Collection entries
■ ■ ■ ■

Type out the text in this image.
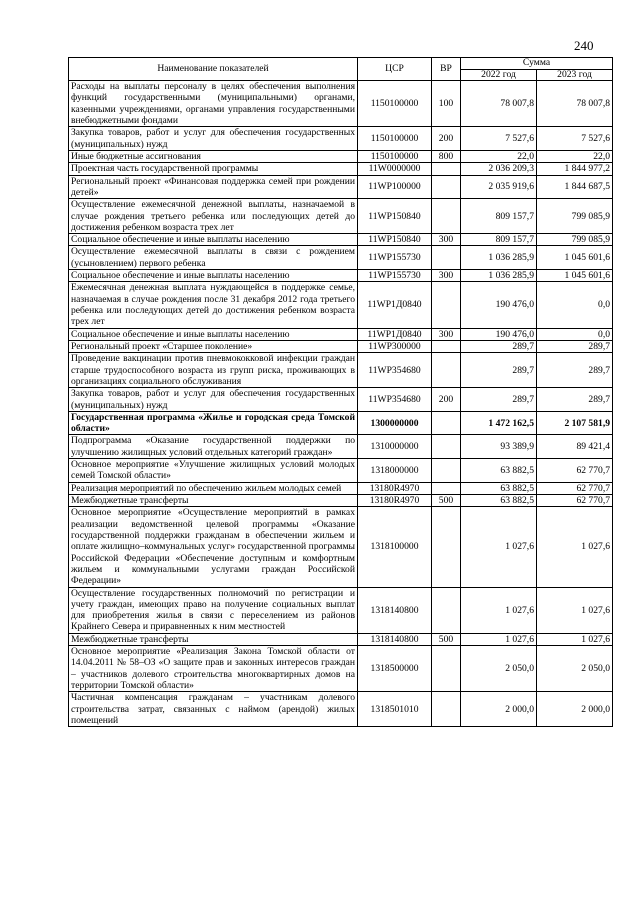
240
Наименование показателей	ЦСР	ВР	Сумма	
			2022 год	2023 год
Расходы на выплаты персоналу в целях обеспечения выполнения функций государственными (муниципальными) органами, казенными учреждениями, органами управления государственными внебюджетными фондами	1150100000	100	78 007,8	78 007,8
Закупка товаров, работ и услуг для обеспечения государственных (муниципальных) нужд	1150100000	200	7 527,6	7 527,6
Иные бюджетные ассигнования	1150100000	800	22,0	22,0
Проектная часть государственной программы	11W0000000		2 036 209,3	1 844 977,2
Региональный проект «Финансовая поддержка семей при рождении детей»	11WP100000		2 035 919,6	1 844 687,5
Осуществление ежемесячной денежной выплаты, назначаемой в случае рождения третьего ребенка или последующих детей до достижения ребенком возраста трех лет	11WP150840		809 157,7	799 085,9
Социальное обеспечение и иные выплаты населению	11WP150840	300	809 157,7	799 085,9
Осуществление ежемесячной выплаты в связи с рождением (усыновлением) первого ребенка	11WP155730		1 036 285,9	1 045 601,6
Социальное обеспечение и иные выплаты населению	11WP155730	300	1 036 285,9	1 045 601,6
Ежемесячная денежная выплата нуждающейся в поддержке семье, назначаемая в случае рождения после 31 декабря 2012 года третьего ребенка или последующих детей до достижения ребенком возраста трех лет	11WP1Д0840		190 476,0	0,0
Социальное обеспечение и иные выплаты населению	11WP1Д0840	300	190 476,0	0,0
Региональный проект «Старшее поколение»	11WP300000		289,7	289,7
Проведение вакцинации против пневмококковой инфекции граждан старше трудоспособного возраста из групп риска, проживающих в организациях социального обслуживания	11WP354680		289,7	289,7
Закупка товаров, работ и услуг для обеспечения государственных (муниципальных) нужд	11WP354680	200	289,7	289,7
Государственная программа «Жилье и городская среда Томской области»	1300000000		1 472 162,5	2 107 581,9
Подпрограмма «Оказание государственной поддержки по улучшению жилищных условий отдельных категорий граждан»	1310000000		93 389,9	89 421,4
Основное мероприятие «Улучшение жилищных условий молодых семей Томской области»	1318000000		63 882,5	62 770,7
Реализация мероприятий по обеспечению жильем молодых семей	13180R4970		63 882,5	62 770,7
Межбюджетные трансферты	13180R4970	500	63 882,5	62 770,7
Основное мероприятие «Осуществление мероприятий в рамках реализации ведомственной целевой программы «Оказание государственной поддержки гражданам в обеспечении жильем и оплате жилищно–коммунальных услуг» государственной программы Российской Федерации «Обеспечение доступным и комфортным жильем и коммунальными услугами граждан Российской Федерации»	1318100000		1 027,6	1 027,6
Осуществление государственных полномочий по регистрации и учету граждан, имеющих право на получение социальных выплат для приобретения жилья в связи с переселением из районов Крайнего Севера и приравненных к ним местностей	1318140800		1 027,6	1 027,6
Межбюджетные трансферты	1318140800	500	1 027,6	1 027,6
Основное мероприятие «Реализация Закона Томской области от 14.04.2011 № 58–ОЗ «О защите прав и законных интересов граждан – участников долевого строительства многоквартирных домов на территории Томской области»	1318500000		2 050,0	2 050,0
Частичная компенсация гражданам – участникам долевого строительства затрат, связанных с наймом (арендой) жилых помещений	1318501010		2 000,0	2 000,0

■ ■ ■ ■

- Problem to work on
Your copy should match the entries exactly, minus the pictures.

- Answer to the task
Type out the text in this image.
240
Наименование показателей	ЦСР	ВР	Сумма	
			2022 год	2023 год
Расходы на выплаты персоналу в целях обеспечения выполнения функций государственными (муниципальными) органами, казенными учреждениями, органами управления государственными внебюджетными фондами	1150100000	100	78 007,8	78 007,8
Закупка товаров, работ и услуг для обеспечения государственных (муниципальных) нужд	1150100000	200	7 527,6	7 527,6
Иные бюджетные ассигнования	1150100000	800	22,0	22,0
Проектная часть государственной программы	11W0000000		2 036 209,3	1 844 977,2
Региональный проект «Финансовая поддержка семей при рождении детей»	11WP100000		2 035 919,6	1 844 687,5
Осуществление ежемесячной денежной выплаты, назначаемой в случае рождения третьего ребенка или последующих детей до достижения ребенком возраста трех лет	11WP150840		809 157,7	799 085,9
Социальное обеспечение и иные выплаты населению	11WP150840	300	809 157,7	799 085,9
Осуществление ежемесячной выплаты в связи с рождением (усыновлением) первого ребенка	11WP155730		1 036 285,9	1 045 601,6
Социальное обеспечение и иные выплаты населению	11WP155730	300	1 036 285,9	1 045 601,6
Ежемесячная денежная выплата нуждающейся в поддержке семье, назначаемая в случае рождения после 31 декабря 2012 года третьего ребенка или последующих детей до достижения ребенком возраста трех лет	11WP1Д0840		190 476,0	0,0
Социальное обеспечение и иные выплаты населению	11WP1Д0840	300	190 476,0	0,0
Региональный проект «Старшее поколение»	11WP300000		289,7	289,7
Проведение вакцинации против пневмококковой инфекции граждан старше трудоспособного возраста из групп риска, проживающих в организациях социального обслуживания	11WP354680		289,7	289,7
Закупка товаров, работ и услуг для обеспечения государственных (муниципальных) нужд	11WP354680	200	289,7	289,7
Государственная программа «Жилье и городская среда Томской области»	1300000000		1 472 162,5	2 107 581,9
Подпрограмма «Оказание государственной поддержки по улучшению жилищных условий отдельных категорий граждан»	1310000000		93 389,9	89 421,4
Основное мероприятие «Улучшение жилищных условий молодых семей Томской области»	1318000000		63 882,5	62 770,7
Реализация мероприятий по обеспечению жильем молодых семей	13180R4970		63 882,5	62 770,7
Межбюджетные трансферты	13180R4970	500	63 882,5	62 770,7
Основное мероприятие «Осуществление мероприятий в рамках реализации ведомственной целевой программы «Оказание государственной поддержки гражданам в обеспечении жильем и оплате жилищно–коммунальных услуг» государственной программы Российской Федерации «Обеспечение доступным и комфортным жильем и коммунальными услугами граждан Российской Федерации»	1318100000		1 027,6	1 027,6
Осуществление государственных полномочий по регистрации и учету граждан, имеющих право на получение социальных выплат для приобретения жилья в связи с переселением из районов Крайнего Севера и приравненных к ним местностей	1318140800		1 027,6	1 027,6
Межбюджетные трансферты	1318140800	500	1 027,6	1 027,6
Основное мероприятие «Реализация Закона Томской области от 14.04.2011 № 58–ОЗ «О защите прав и законных интересов граждан – участников долевого строительства многоквартирных домов на территории Томской области»	1318500000		2 050,0	2 050,0
Частичная компенсация гражданам – участникам долевого строительства затрат, связанных с наймом (арендой) жилых помещений	1318501010		2 000,0	2 000,0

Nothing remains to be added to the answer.